EXCERPTED TEXT
####

Wednesday 3 July 2013

Meeting Dr T.

Today was our first appointment with the obstetrician. The only thing I knew about him was what I had read on some online comments so I was eager to meet him. It seems like his office is a total zoo but I loved it!

As we sat waiting for him, the receptionist came over and told us his office was manic because he shared it with two speech pathologists that dealt with children. She told us they were all crazy and we could expect to be surrounded with screaming children every time we came. It was quiet today because of school holidays. She told us it was also a very relaxed office so if we were looking for something more formal this was not the place.

She made me laugh. She was happy and personable and I loved the fact it wasn’t formal. When I had to see the obstetrician for the miscarriage his office was so formal it was stifling. There was not a scrap of personality or smiling faces so this was a refreshing change.

Dr T. was busy because he had two patients in labour so was running back and forth between phone calls, giving instructions. When I heard him say “I’m happy to let her push a bit longer” I thought poor woman, keep on pushing cause he ain’t coming yet!

We were called in and he immediately put me at ease. He had a very soft spoken voice and seemed genuinely interested in my history and plans for giving birth. When I explained my back and pelvis problems, and told him I was thinking of a caesarean, he said “Good, I was going to say that to you anyway. This baby is very precious and we want to make sure we get it here safely.” I looked at him with total love. I felt he understood my nerves and worries and was doing everything he could to make it as easy as possible.

Based on his surgery days, we will meet Sticky on either the 17th or 20th January 2014. I’m going the 17th because on Fridays he does morning and afternoon surgery. I like the thought of waking up, heading to hospital, popping out a baby and be back sitting in my bed, cuddling my baby, ready for a celebratory lunch. That sounds quite civilised to me!

He then took me in for a scan. He was old school using the tummy ultrasound, rather than the internal one, so it relied on me having a full bladder. It clearly wasn’t full enough because it was quite fuzzy. I had a brief panic attack when I couldn’t see the heartbeat but I found it when the picture came into focus. He then tried to measure Sticky but the machine didn’t want to work. Stupid machine! But I thought so long as Sticky has got bigger, and there is a heart beating away, I’m happy.

####

SOURCE DATA
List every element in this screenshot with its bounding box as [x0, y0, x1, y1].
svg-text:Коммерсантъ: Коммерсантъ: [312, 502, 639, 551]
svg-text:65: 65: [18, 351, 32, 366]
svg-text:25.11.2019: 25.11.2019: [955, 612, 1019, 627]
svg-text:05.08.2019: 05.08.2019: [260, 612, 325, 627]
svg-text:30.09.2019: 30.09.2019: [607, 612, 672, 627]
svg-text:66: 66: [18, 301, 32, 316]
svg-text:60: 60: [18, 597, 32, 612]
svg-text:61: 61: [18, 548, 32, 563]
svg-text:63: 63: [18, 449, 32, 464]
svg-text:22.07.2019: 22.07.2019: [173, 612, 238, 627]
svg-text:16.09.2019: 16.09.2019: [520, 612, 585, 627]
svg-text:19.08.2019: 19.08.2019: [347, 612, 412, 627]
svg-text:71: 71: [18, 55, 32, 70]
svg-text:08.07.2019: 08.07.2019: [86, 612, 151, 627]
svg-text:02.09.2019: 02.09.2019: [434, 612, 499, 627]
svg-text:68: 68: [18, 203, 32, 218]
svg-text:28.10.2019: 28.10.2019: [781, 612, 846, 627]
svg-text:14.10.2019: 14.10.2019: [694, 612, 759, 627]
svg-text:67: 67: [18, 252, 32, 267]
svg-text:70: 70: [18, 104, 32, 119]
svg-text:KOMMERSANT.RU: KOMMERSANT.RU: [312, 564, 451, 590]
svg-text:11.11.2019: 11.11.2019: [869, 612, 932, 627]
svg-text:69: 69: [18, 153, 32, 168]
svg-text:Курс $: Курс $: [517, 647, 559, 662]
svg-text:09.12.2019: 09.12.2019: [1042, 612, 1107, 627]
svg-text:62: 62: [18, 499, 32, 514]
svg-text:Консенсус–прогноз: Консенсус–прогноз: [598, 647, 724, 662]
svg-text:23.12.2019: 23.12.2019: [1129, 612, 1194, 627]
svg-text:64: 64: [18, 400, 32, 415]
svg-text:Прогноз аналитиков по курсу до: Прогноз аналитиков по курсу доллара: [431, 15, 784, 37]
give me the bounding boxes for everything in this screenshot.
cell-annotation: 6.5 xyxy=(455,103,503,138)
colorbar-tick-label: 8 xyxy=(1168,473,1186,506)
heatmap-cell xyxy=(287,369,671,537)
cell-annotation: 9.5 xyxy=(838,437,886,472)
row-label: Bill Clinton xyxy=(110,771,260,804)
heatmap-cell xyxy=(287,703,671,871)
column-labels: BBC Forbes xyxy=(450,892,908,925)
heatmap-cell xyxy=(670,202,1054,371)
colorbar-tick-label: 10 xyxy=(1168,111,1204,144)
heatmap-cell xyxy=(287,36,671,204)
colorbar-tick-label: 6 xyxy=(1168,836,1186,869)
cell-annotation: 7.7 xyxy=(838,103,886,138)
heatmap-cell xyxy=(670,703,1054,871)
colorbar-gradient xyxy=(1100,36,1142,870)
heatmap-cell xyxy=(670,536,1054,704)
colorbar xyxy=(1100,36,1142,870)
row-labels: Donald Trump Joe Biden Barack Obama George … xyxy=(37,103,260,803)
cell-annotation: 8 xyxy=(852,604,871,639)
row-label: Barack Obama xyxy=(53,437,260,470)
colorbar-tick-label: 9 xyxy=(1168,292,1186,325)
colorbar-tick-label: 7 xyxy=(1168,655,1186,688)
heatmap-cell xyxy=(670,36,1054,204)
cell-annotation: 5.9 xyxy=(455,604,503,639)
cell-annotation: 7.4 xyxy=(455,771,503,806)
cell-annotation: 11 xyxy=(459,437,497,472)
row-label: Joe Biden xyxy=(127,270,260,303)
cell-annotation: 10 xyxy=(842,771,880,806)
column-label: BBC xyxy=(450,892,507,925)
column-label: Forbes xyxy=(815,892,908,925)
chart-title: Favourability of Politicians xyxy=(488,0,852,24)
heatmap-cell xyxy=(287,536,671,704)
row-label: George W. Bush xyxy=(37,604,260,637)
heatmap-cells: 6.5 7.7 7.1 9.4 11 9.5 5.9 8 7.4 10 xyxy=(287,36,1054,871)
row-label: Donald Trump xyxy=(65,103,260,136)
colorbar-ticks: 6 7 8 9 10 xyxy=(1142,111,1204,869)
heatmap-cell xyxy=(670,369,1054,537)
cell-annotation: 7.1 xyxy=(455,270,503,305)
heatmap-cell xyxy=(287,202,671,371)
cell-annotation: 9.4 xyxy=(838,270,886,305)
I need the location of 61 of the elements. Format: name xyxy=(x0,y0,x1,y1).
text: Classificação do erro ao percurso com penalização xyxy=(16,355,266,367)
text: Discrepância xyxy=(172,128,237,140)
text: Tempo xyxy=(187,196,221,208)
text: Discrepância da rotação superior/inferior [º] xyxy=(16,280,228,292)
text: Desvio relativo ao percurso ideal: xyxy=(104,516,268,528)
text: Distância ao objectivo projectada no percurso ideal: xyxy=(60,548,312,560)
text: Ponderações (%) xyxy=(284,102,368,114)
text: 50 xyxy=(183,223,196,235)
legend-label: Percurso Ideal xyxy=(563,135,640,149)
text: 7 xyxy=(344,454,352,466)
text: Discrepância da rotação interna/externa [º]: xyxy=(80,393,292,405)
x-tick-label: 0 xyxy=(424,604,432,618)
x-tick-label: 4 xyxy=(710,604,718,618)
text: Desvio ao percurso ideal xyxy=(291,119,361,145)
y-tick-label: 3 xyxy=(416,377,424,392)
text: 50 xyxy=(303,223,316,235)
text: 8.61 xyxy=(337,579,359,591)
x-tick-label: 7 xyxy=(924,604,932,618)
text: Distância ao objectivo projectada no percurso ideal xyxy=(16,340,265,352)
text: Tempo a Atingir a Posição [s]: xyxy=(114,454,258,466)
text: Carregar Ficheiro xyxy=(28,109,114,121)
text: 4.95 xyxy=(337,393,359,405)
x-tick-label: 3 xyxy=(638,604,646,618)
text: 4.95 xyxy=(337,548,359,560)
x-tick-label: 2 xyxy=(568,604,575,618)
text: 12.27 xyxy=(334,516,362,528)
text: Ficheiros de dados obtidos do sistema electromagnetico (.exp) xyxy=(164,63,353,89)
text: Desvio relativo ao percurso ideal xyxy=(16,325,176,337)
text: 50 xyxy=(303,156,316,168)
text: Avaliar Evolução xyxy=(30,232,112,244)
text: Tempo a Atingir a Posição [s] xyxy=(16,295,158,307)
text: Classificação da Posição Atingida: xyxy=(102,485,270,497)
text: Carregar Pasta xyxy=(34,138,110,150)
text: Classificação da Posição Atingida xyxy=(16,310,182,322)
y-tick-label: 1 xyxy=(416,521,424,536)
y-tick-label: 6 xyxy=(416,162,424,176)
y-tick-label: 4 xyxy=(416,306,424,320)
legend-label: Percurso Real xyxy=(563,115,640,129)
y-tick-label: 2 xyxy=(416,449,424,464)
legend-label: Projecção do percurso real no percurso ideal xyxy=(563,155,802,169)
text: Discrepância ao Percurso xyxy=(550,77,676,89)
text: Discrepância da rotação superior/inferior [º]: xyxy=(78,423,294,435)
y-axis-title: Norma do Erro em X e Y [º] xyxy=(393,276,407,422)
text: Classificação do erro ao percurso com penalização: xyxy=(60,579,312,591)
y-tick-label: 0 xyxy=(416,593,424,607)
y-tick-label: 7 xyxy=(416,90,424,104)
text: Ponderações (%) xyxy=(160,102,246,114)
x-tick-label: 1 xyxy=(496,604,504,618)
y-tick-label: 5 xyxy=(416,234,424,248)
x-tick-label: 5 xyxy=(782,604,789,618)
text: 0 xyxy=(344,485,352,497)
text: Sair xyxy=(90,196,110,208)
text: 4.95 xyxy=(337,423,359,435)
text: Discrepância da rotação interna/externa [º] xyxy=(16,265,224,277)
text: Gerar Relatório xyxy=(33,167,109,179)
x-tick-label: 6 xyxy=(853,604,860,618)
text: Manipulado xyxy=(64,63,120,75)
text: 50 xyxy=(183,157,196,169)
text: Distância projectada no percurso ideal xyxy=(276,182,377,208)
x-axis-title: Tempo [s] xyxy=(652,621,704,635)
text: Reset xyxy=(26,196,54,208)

####

WHAT THIS EXERCISE ASKS
1. In the diary entry about meeting Dr T., why was the office quiet on the day of the appointment?
2. Carry on the diary entry about meeting Dr T. from the point after its last sentence.

ANSWERS TO THIS EXERCISE
1. It was quiet because of school holidays.

2.
I was a bit sad that the image wasn’t as clear as what it has been. But, we could see a little hand waving and the spine so that was pretty cool. It looked like Sticky was lying on her back, with her right arm by her side and waving hello at us with her left. She still looks like a blob but is definitely making the transition to a real looking baby. The next scan should show a fully formed baby so I can’t wait for that.

After the scan, Dr T. ran us through the little information booklet. All the vaccinations we have to get including one that stops the baby bleeding into it’s brain after birth. I was amazed, I had never heard of such a thing. I just nodded thinking you can sign me up for all of that!

I then asked him the most important question – when is second trimester? He said weeks 13 to 26. When he asked me why, I told him Google didn’t have a consistent answer and we were just eager to get to the second trimester. He said “You haven’t had any spotting or cramping at this stage have you?” “No,” I said. “Well, given you’re now 10 weeks, with no signs of any problems, I am confident in saying this looks like a strong pregnancy.”  

His confidence raised my spirits but we’re still reserved. I’m quietly optimistic and feel like we will make it, but I’m not ready to fully embrace it yet. I am waiting on the results of the nuchal scan in two weeks before I get too excited. Dr T. spoke about the results and possible need for an amnio which I’m not keen about. The ongoing discussion freaks me out more and more each time and I am really looking forward to that part being over and us knowing where we stand.


That scan is 2 weeks today. I’ll be 12 weeks and 3 days. So hopefully, we’ll be standing with a low risk ratio, celebrating the fact we only have a few more days to second trimester. Not long to go til then thank god!